TASK PROMPT -
Extract and list every line that contains the word "well".

[Stored items]
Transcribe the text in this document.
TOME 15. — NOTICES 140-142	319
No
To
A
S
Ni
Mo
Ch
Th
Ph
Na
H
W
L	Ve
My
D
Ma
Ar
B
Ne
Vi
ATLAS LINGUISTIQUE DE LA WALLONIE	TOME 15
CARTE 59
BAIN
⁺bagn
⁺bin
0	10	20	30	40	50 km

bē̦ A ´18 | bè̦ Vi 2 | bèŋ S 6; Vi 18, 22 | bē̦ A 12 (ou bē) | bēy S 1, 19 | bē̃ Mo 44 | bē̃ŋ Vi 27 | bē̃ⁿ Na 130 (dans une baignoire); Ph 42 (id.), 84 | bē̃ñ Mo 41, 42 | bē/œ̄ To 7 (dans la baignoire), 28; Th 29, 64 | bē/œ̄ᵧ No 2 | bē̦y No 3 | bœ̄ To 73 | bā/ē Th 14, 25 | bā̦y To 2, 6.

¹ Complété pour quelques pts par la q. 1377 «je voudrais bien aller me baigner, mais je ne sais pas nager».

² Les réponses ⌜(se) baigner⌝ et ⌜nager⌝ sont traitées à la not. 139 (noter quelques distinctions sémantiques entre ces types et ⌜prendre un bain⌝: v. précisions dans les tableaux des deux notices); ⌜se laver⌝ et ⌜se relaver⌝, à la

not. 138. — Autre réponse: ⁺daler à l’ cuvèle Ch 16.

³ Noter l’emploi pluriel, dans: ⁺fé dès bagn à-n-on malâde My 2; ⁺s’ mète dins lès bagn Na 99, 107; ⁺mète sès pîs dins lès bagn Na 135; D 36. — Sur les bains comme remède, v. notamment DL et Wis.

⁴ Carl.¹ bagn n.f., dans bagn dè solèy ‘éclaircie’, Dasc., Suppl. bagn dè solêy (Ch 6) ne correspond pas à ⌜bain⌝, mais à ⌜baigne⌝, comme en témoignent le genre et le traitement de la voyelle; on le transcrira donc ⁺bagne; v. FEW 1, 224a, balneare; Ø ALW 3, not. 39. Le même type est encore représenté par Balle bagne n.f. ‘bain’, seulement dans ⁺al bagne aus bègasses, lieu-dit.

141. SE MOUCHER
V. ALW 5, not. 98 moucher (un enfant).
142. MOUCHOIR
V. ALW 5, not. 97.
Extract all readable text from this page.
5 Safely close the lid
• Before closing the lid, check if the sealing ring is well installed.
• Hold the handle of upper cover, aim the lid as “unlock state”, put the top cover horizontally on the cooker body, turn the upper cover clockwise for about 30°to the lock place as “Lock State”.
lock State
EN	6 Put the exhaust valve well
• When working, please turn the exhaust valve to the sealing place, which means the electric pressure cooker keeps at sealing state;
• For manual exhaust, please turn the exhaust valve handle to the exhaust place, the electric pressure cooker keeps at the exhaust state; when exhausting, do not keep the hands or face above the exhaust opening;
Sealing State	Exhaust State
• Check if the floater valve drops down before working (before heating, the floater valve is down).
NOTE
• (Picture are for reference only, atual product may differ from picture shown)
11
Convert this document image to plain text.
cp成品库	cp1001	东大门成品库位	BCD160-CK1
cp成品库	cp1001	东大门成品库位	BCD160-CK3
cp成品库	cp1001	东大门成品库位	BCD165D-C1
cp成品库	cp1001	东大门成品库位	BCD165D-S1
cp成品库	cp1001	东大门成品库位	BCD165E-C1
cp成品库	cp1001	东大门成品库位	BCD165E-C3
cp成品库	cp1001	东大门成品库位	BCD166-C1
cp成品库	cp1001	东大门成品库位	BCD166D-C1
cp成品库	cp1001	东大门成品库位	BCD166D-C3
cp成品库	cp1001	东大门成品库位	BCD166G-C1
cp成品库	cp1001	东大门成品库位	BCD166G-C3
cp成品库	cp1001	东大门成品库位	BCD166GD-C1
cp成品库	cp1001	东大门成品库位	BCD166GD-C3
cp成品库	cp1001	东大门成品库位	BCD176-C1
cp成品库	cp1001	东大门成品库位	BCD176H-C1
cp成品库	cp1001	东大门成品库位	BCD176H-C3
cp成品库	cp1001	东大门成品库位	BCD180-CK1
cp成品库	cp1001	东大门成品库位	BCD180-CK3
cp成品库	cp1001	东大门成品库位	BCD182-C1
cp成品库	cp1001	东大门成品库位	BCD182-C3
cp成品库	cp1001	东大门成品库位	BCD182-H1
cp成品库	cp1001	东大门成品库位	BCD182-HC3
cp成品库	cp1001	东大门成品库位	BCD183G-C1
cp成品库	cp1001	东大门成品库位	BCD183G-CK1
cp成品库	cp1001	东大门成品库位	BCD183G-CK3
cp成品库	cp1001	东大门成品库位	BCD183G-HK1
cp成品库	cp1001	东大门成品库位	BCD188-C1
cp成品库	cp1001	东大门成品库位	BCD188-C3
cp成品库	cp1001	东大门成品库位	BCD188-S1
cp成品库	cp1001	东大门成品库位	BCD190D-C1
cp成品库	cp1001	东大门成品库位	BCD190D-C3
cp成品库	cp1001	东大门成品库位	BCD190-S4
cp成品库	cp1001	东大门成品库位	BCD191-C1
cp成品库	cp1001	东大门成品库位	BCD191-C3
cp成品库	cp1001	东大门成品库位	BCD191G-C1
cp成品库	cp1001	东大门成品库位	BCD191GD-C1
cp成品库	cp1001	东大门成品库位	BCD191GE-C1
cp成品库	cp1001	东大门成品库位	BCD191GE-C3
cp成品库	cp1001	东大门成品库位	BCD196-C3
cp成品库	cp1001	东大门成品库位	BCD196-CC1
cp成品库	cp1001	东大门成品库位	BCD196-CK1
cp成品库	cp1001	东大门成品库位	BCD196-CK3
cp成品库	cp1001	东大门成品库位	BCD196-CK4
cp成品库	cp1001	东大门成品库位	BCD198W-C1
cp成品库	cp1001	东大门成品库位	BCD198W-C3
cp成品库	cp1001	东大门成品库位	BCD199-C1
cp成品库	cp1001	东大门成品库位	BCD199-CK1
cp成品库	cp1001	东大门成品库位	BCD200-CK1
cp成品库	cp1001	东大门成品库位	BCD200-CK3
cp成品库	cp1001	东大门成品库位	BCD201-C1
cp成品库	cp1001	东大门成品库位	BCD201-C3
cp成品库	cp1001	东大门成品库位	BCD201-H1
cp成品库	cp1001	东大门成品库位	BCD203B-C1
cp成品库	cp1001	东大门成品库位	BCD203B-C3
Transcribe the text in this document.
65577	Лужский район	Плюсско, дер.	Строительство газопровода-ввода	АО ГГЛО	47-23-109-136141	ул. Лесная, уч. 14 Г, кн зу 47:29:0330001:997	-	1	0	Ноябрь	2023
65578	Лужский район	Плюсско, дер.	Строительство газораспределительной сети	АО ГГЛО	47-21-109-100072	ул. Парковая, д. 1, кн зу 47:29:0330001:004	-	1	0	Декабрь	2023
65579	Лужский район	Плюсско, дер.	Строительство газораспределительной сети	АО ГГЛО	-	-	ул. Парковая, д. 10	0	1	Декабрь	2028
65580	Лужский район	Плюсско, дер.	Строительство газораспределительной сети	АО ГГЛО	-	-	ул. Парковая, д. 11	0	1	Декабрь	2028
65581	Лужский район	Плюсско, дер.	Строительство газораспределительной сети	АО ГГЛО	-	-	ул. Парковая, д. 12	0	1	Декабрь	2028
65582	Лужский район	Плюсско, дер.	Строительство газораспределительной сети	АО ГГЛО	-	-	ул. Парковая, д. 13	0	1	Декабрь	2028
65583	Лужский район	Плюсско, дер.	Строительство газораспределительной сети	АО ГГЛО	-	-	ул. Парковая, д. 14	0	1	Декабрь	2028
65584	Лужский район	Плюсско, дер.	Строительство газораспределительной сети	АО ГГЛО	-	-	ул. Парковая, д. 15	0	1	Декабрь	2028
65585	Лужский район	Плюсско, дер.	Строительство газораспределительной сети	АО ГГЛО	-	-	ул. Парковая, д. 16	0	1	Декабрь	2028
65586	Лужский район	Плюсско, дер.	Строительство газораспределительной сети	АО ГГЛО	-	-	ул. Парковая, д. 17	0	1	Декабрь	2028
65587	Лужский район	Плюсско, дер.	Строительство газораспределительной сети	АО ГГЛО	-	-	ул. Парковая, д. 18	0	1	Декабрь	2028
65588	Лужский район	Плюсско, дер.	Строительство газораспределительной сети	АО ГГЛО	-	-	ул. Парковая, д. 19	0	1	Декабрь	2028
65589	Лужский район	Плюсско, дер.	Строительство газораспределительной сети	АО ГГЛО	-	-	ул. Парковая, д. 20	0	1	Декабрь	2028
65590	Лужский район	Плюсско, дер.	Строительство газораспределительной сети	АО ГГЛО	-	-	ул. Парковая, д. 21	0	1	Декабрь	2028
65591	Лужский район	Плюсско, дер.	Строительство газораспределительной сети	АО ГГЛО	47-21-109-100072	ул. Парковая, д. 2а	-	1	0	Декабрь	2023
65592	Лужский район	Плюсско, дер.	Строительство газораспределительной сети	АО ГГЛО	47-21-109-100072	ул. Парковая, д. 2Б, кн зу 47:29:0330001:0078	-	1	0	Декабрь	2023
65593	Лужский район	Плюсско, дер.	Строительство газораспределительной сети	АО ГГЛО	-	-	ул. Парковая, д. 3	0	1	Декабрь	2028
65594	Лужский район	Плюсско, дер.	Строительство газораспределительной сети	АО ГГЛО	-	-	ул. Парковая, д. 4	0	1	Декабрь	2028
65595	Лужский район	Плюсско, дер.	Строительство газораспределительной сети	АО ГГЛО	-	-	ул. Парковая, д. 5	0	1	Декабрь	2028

OUTPUT BELOW -
• Before closing the lid, check if the sealing ring is well installed.
EN	6 Put the exhaust valve well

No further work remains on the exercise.